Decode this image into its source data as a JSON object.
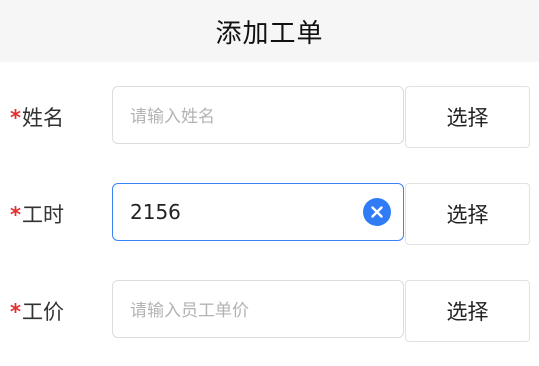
{
  "header": {
    "title": "添加工单"
  },
  "form": {
    "required_mark": "*",
    "rows": [
      {
        "label": "姓名",
        "value": "",
        "placeholder": "请输入姓名",
        "button": "选择"
      },
      {
        "label": "工时",
        "value": "2156",
        "placeholder": "",
        "button": "选择",
        "has_clear": true
      },
      {
        "label": "工价",
        "value": "",
        "placeholder": "请输入员工单价",
        "button": "选择"
      }
    ]
  },
  "colors": {
    "accent": "#2f7cf6",
    "required": "#e03030",
    "header_bg": "#f6f6f6"
  },
  "icons": {
    "clear": "clear-circle-icon"
  }
}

-.-.-

● **Objective**
Reproduce all entries exactly. Pictures do not belong in the copy.

● **Complete answer**
Decode this image into its source data as a JSON object.
{
  "header": {
    "title": "添加工单"
  },
  "form": {
    "required_mark": "*",
    "rows": [
      {
        "label": "姓名",
        "value": "",
        "placeholder": "请输入姓名",
        "button": "选择"
      },
      {
        "label": "工时",
        "value": "2156",
        "placeholder": "",
        "button": "选择",
        "has_clear": true
      },
      {
        "label": "工价",
        "value": "",
        "placeholder": "请输入员工单价",
        "button": "选择"
      }
    ]
  },
  "colors": {
    "accent": "#2f7cf6",
    "required": "#e03030",
    "header_bg": "#f6f6f6"
  },
  "icons": {
    "clear": "clear-circle-icon"
  }
}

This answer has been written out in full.